*OBJECTIVE:*
Output all entries verbatim. Skip pictures.

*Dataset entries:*

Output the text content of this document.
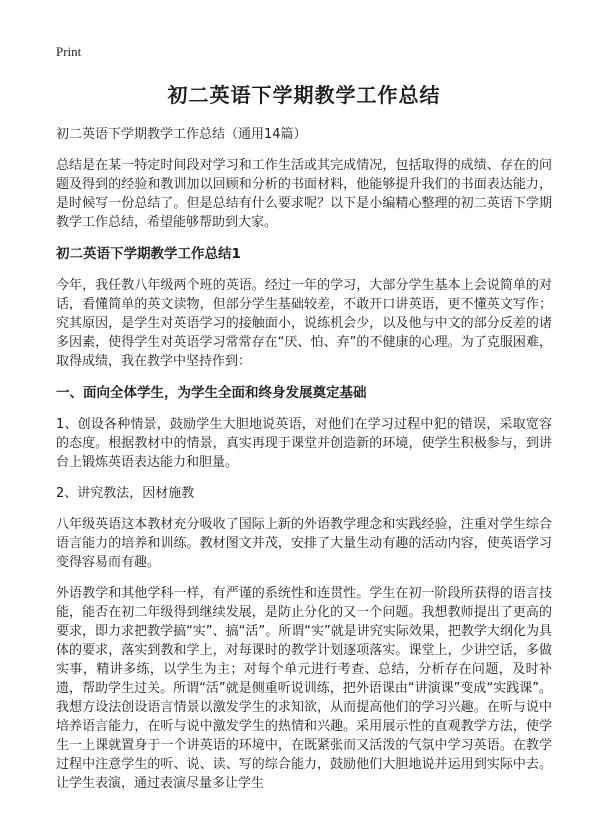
Print
初二英语下学期教学工作总结
初二英语下学期教学工作总结（通用14篇）

总结是在某一特定时间段对学习和工作生活或其完成情况，包括取得的成绩、存在的问题及得到的经验和教训加以回顾和分析的书面材料，他能够提升我们的书面表达能力，是时候写一份总结了。但是总结有什么要求呢？以下是小编精心整理的初二英语下学期教学工作总结，希望能够帮助到大家。

初二英语下学期教学工作总结1

今年，我任教八年级两个班的英语。经过一年的学习，大部分学生基本上会说简单的对话，看懂简单的英文读物，但部分学生基础较差，不敢开口讲英语，更不懂英文写作；究其原因，是学生对英语学习的接触面小，说练机会少，以及他与中文的部分反差的诸多因素，使得学生对英语学习常常存在“厌、怕、弃”的不健康的心理。为了克服困难，取得成绩，我在教学中坚持作到：

一、面向全体学生，为学生全面和终身发展奠定基础

1、创设各种情景，鼓励学生大胆地说英语，对他们在学习过程中犯的错误，采取宽容的态度。根据教材中的情景，真实再现于课堂并创造新的环境，使学生积极参与，到讲台上锻炼英语表达能力和胆量。

2、讲究教法，因材施教

八年级英语这本教材充分吸收了国际上新的外语教学理念和实践经验，注重对学生综合语言能力的培养和训练。教材图文并茂，安排了大量生动有趣的活动内容，使英语学习变得容易而有趣。

外语教学和其他学科一样，有严谨的系统性和连贯性。学生在初一阶段所获得的语言技能，能否在初二年级得到继续发展，是防止分化的又一个问题。我想教师提出了更高的要求，即力求把教学搞“实”、搞“活”。所谓“实”就是讲究实际效果，把教学大纲化为具体的要求，落实到教和学上，对每课时的教学计划逐项落实。课堂上，少讲空话，多做实事，精讲多练，以学生为主；对每个单元进行考查、总结，分析存在问题，及时补遗，帮助学生过关。所谓“活”就是侧重听说训练，把外语课由“讲演课”变成“实践课”。我想方设法创设语言情景以激发学生的求知欲，从而提高他们的学习兴趣。在听与说中培养语言能力，在听与说中激发学生的热情和兴趣。采用展示性的直观教学方法，使学生一上课就置身于一个讲英语的环境中，在既紧张而又活泼的气氛中学习英语。在教学过程中注意学生的听、说、读、写的综合能力，鼓励他们大胆地说并运用到实际中去。让学生表演，通过表演尽量多让学生
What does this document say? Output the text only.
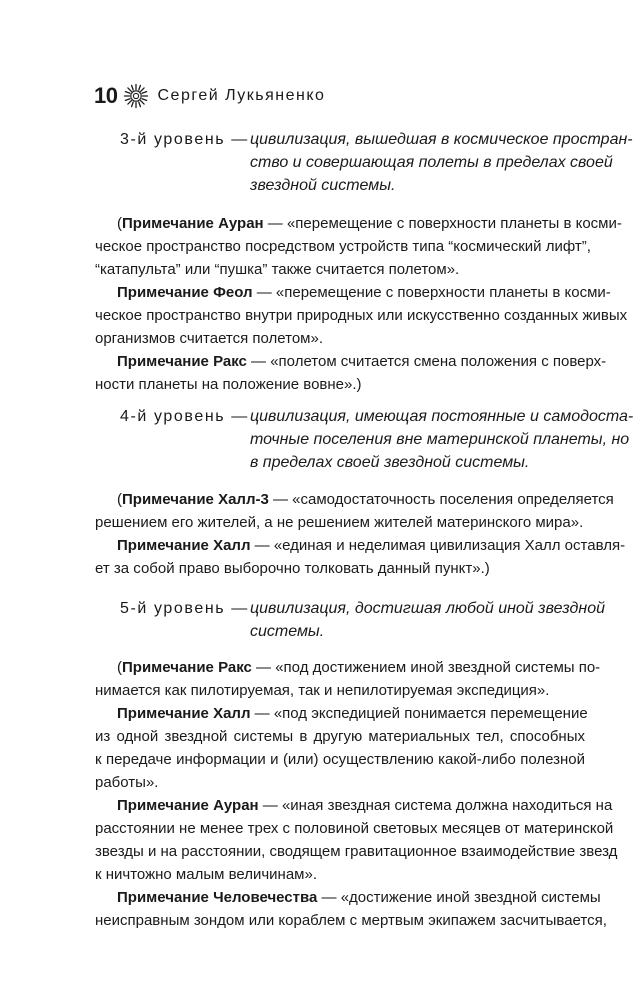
10	Сергей Лукьяненко
3-й уровень — цивилизация, вышедшая в космическое простран-
ство и совершающая полеты в пределах своей
звездной системы.
(Примечание Ауран — «перемещение с поверхности планеты в косми-
ческое пространство посредством устройств типа “космический лифт”,
“катапульта” или “пушка” также считается полетом».
Примечание Феол — «перемещение с поверхности планеты в косми-
ческое пространство внутри природных или искусственно созданных живых
организмов считается полетом».
Примечание Ракс — «полетом считается смена положения с поверх-
ности планеты на положение вовне».)
4-й уровень — цивилизация, имеющая постоянные и самодоста-
точные поселения вне материнской планеты, но
в пределах своей звездной системы.
(Примечание Халл-3 — «самодостаточность поселения определяется
решением его жителей, а не решением жителей материнского мира».
Примечание Халл — «единая и неделимая цивилизация Халл оставля-
ет за собой право выборочно толковать данный пункт».)
5-й уровень — цивилизация, достигшая любой иной звездной
системы.
(Примечание Ракс — «под достижением иной звездной системы по-
нимается как пилотируемая, так и непилотируемая экспедиция».
Примечание Халл — «под экспедицией понимается перемещение
из одной звездной системы в другую материальных тел, способных
к передаче информации и (или) осуществлению какой-либо полезной
работы».
Примечание Ауран — «иная звездная система должна находиться на
расстоянии не менее трех с половиной световых месяцев от материнской
звезды и на расстоянии, сводящем гравитационное взаимодействие звезд
к ничтожно малым величинам».
Примечание Человечества — «достижение иной звездной системы
неисправным зондом или кораблем с мертвым экипажем засчитывается,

*WORKED SOLUTION:*
Output the text content of this document.
Print
初二英语下学期教学工作总结
初二英语下学期教学工作总结（通用14篇）

总结是在某一特定时间段对学习和工作生活或其完成情况，包括取得的成绩、存在的问题及得到的经验和教训加以回顾和分析的书面材料，他能够提升我们的书面表达能力，是时候写一份总结了。但是总结有什么要求呢？以下是小编精心整理的初二英语下学期教学工作总结，希望能够帮助到大家。

初二英语下学期教学工作总结1

今年，我任教八年级两个班的英语。经过一年的学习，大部分学生基本上会说简单的对话，看懂简单的英文读物，但部分学生基础较差，不敢开口讲英语，更不懂英文写作；究其原因，是学生对英语学习的接触面小，说练机会少，以及他与中文的部分反差的诸多因素，使得学生对英语学习常常存在“厌、怕、弃”的不健康的心理。为了克服困难，取得成绩，我在教学中坚持作到：

一、面向全体学生，为学生全面和终身发展奠定基础

1、创设各种情景，鼓励学生大胆地说英语，对他们在学习过程中犯的错误，采取宽容的态度。根据教材中的情景，真实再现于课堂并创造新的环境，使学生积极参与，到讲台上锻炼英语表达能力和胆量。

2、讲究教法，因材施教

八年级英语这本教材充分吸收了国际上新的外语教学理念和实践经验，注重对学生综合语言能力的培养和训练。教材图文并茂，安排了大量生动有趣的活动内容，使英语学习变得容易而有趣。

外语教学和其他学科一样，有严谨的系统性和连贯性。学生在初一阶段所获得的语言技能，能否在初二年级得到继续发展，是防止分化的又一个问题。我想教师提出了更高的要求，即力求把教学搞“实”、搞“活”。所谓“实”就是讲究实际效果，把教学大纲化为具体的要求，落实到教和学上，对每课时的教学计划逐项落实。课堂上，少讲空话，多做实事，精讲多练，以学生为主；对每个单元进行考查、总结，分析存在问题，及时补遗，帮助学生过关。所谓“活”就是侧重听说训练，把外语课由“讲演课”变成“实践课”。我想方设法创设语言情景以激发学生的求知欲，从而提高他们的学习兴趣。在听与说中培养语言能力，在听与说中激发学生的热情和兴趣。采用展示性的直观教学方法，使学生一上课就置身于一个讲英语的环境中，在既紧张而又活泼的气氛中学习英语。在教学过程中注意学生的听、说、读、写的综合能力，鼓励他们大胆地说并运用到实际中去。让学生表演，通过表演尽量多让学生
What does this document say? Output the text only.
10	Сергей Лукьяненко
3-й уровень — цивилизация, вышедшая в космическое простран-
ство и совершающая полеты в пределах своей
звездной системы.
(Примечание Ауран — «перемещение с поверхности планеты в косми-
ческое пространство посредством устройств типа “космический лифт”,
“катапульта” или “пушка” также считается полетом».
Примечание Феол — «перемещение с поверхности планеты в косми-
ческое пространство внутри природных или искусственно созданных живых
организмов считается полетом».
Примечание Ракс — «полетом считается смена положения с поверх-
ности планеты на положение вовне».)
4-й уровень — цивилизация, имеющая постоянные и самодоста-
точные поселения вне материнской планеты, но
в пределах своей звездной системы.
(Примечание Халл-3 — «самодостаточность поселения определяется
решением его жителей, а не решением жителей материнского мира».
Примечание Халл — «единая и неделимая цивилизация Халл оставля-
ет за собой право выборочно толковать данный пункт».)
5-й уровень — цивилизация, достигшая любой иной звездной
системы.
(Примечание Ракс — «под достижением иной звездной системы по-
нимается как пилотируемая, так и непилотируемая экспедиция».
Примечание Халл — «под экспедицией понимается перемещение
из одной звездной системы в другую материальных тел, способных
к передаче информации и (или) осуществлению какой-либо полезной
работы».
Примечание Ауран — «иная звездная система должна находиться на
расстоянии не менее трех с половиной световых месяцев от материнской
звезды и на расстоянии, сводящем гравитационное взаимодействие звезд
к ничтожно малым величинам».
Примечание Человечества — «достижение иной звездной системы
неисправным зондом или кораблем с мертвым экипажем засчитывается,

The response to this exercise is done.